◆ Objective
Give the data below again, word for word.

◆ Exercise material
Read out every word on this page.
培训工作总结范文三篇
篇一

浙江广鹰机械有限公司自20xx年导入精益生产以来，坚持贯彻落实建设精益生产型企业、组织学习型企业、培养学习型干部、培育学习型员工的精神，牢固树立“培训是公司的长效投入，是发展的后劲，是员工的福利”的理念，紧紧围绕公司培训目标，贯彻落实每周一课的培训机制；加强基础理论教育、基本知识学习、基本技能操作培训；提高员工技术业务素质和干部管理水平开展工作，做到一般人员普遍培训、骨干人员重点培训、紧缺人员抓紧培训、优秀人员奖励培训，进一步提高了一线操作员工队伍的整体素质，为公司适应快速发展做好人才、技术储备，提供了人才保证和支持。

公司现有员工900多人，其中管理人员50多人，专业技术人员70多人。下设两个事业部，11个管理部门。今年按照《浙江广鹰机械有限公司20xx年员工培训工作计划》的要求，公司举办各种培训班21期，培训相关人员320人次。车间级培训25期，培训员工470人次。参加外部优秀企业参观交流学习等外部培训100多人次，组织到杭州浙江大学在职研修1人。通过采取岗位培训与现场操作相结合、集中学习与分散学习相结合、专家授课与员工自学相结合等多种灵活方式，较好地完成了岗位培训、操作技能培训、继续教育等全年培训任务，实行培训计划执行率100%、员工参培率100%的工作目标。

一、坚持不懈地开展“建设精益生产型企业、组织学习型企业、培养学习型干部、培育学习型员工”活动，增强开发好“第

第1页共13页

◆ Answer for this exercise
Read out every word on this page.
培训工作总结范文三篇
篇一

浙江广鹰机械有限公司自20xx年导入精益生产以来，坚持贯彻落实建设精益生产型企业、组织学习型企业、培养学习型干部、培育学习型员工的精神，牢固树立“培训是公司的长效投入，是发展的后劲，是员工的福利”的理念，紧紧围绕公司培训目标，贯彻落实每周一课的培训机制；加强基础理论教育、基本知识学习、基本技能操作培训；提高员工技术业务素质和干部管理水平开展工作，做到一般人员普遍培训、骨干人员重点培训、紧缺人员抓紧培训、优秀人员奖励培训，进一步提高了一线操作员工队伍的整体素质，为公司适应快速发展做好人才、技术储备，提供了人才保证和支持。

公司现有员工900多人，其中管理人员50多人，专业技术人员70多人。下设两个事业部，11个管理部门。今年按照《浙江广鹰机械有限公司20xx年员工培训工作计划》的要求，公司举办各种培训班21期，培训相关人员320人次。车间级培训25期，培训员工470人次。参加外部优秀企业参观交流学习等外部培训100多人次，组织到杭州浙江大学在职研修1人。通过采取岗位培训与现场操作相结合、集中学习与分散学习相结合、专家授课与员工自学相结合等多种灵活方式，较好地完成了岗位培训、操作技能培训、继续教育等全年培训任务，实行培训计划执行率100%、员工参培率100%的工作目标。

一、坚持不懈地开展“建设精益生产型企业、组织学习型企业、培养学习型干部、培育学习型员工”活动，增强开发好“第

第1页共13页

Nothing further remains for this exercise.